Transcribe the records that follow exactly. Skip the pictures.
◆ ◆ ◆ ◆ ◆
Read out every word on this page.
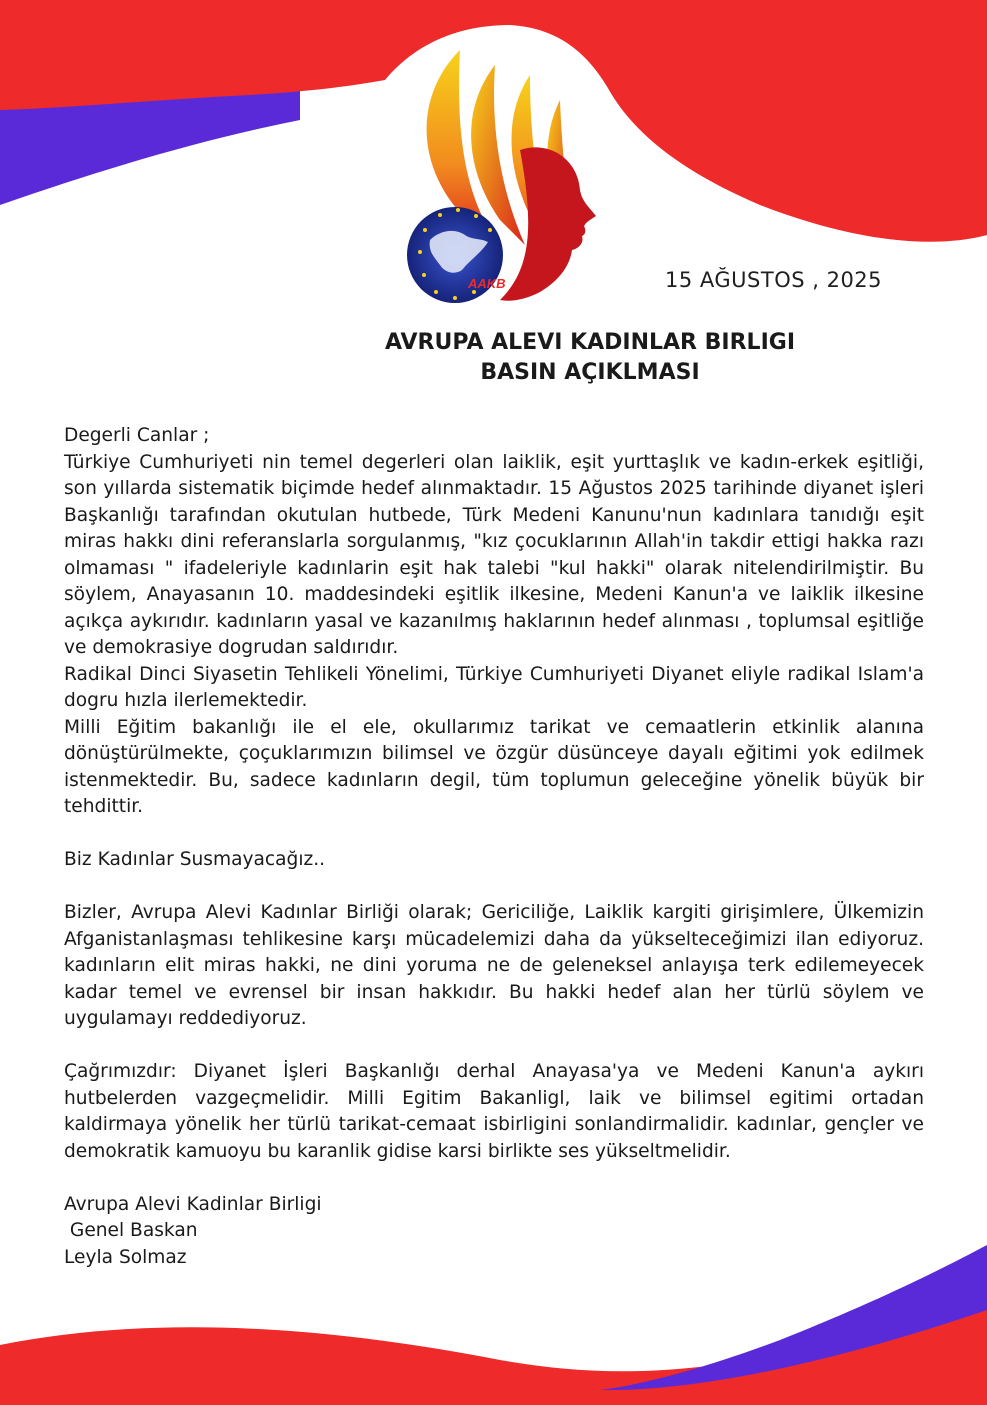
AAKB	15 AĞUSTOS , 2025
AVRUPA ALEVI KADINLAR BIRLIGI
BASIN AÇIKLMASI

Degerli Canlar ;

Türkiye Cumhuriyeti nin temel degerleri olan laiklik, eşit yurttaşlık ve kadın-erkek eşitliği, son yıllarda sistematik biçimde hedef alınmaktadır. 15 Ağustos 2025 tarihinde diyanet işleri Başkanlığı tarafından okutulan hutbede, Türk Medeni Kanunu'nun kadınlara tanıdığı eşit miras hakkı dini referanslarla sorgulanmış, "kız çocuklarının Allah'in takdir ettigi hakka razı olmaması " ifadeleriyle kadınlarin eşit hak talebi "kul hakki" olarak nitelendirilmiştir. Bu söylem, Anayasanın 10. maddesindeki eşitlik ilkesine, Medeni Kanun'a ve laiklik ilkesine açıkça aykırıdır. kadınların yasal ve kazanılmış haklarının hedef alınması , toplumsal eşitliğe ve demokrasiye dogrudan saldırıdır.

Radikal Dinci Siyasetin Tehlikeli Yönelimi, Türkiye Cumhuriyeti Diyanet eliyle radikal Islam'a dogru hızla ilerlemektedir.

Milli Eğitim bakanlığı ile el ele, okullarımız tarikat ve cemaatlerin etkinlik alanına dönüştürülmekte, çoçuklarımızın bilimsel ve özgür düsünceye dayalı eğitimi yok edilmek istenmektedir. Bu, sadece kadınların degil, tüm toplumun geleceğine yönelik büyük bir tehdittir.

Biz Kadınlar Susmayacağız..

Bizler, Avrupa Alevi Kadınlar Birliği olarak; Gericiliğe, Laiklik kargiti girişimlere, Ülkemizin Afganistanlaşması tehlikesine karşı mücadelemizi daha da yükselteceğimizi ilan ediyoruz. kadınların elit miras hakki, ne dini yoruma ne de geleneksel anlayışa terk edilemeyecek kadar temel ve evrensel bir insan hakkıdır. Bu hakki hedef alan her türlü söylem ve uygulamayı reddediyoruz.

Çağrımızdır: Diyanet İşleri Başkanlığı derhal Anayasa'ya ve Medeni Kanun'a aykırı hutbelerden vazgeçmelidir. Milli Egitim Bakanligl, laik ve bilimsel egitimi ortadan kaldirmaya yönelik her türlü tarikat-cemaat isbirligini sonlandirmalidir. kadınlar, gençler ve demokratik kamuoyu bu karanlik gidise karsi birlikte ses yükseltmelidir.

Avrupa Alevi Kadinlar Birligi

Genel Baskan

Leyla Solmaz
◆ ◆ ◆ ◆ ◆
> Final result:
Read out every word on this page.
AAKB	15 AĞUSTOS , 2025
AVRUPA ALEVI KADINLAR BIRLIGI
BASIN AÇIKLMASI

Degerli Canlar ;

Türkiye Cumhuriyeti nin temel degerleri olan laiklik, eşit yurttaşlık ve kadın-erkek eşitliği, son yıllarda sistematik biçimde hedef alınmaktadır. 15 Ağustos 2025 tarihinde diyanet işleri Başkanlığı tarafından okutulan hutbede, Türk Medeni Kanunu'nun kadınlara tanıdığı eşit miras hakkı dini referanslarla sorgulanmış, "kız çocuklarının Allah'in takdir ettigi hakka razı olmaması " ifadeleriyle kadınlarin eşit hak talebi "kul hakki" olarak nitelendirilmiştir. Bu söylem, Anayasanın 10. maddesindeki eşitlik ilkesine, Medeni Kanun'a ve laiklik ilkesine açıkça aykırıdır. kadınların yasal ve kazanılmış haklarının hedef alınması , toplumsal eşitliğe ve demokrasiye dogrudan saldırıdır.

Radikal Dinci Siyasetin Tehlikeli Yönelimi, Türkiye Cumhuriyeti Diyanet eliyle radikal Islam'a dogru hızla ilerlemektedir.

Milli Eğitim bakanlığı ile el ele, okullarımız tarikat ve cemaatlerin etkinlik alanına dönüştürülmekte, çoçuklarımızın bilimsel ve özgür düsünceye dayalı eğitimi yok edilmek istenmektedir. Bu, sadece kadınların degil, tüm toplumun geleceğine yönelik büyük bir tehdittir.

Biz Kadınlar Susmayacağız..

Bizler, Avrupa Alevi Kadınlar Birliği olarak; Gericiliğe, Laiklik kargiti girişimlere, Ülkemizin Afganistanlaşması tehlikesine karşı mücadelemizi daha da yükselteceğimizi ilan ediyoruz. kadınların elit miras hakki, ne dini yoruma ne de geleneksel anlayışa terk edilemeyecek kadar temel ve evrensel bir insan hakkıdır. Bu hakki hedef alan her türlü söylem ve uygulamayı reddediyoruz.

Çağrımızdır: Diyanet İşleri Başkanlığı derhal Anayasa'ya ve Medeni Kanun'a aykırı hutbelerden vazgeçmelidir. Milli Egitim Bakanligl, laik ve bilimsel egitimi ortadan kaldirmaya yönelik her türlü tarikat-cemaat isbirligini sonlandirmalidir. kadınlar, gençler ve demokratik kamuoyu bu karanlik gidise karsi birlikte ses yükseltmelidir.

Avrupa Alevi Kadinlar Birligi

Genel Baskan

Leyla Solmaz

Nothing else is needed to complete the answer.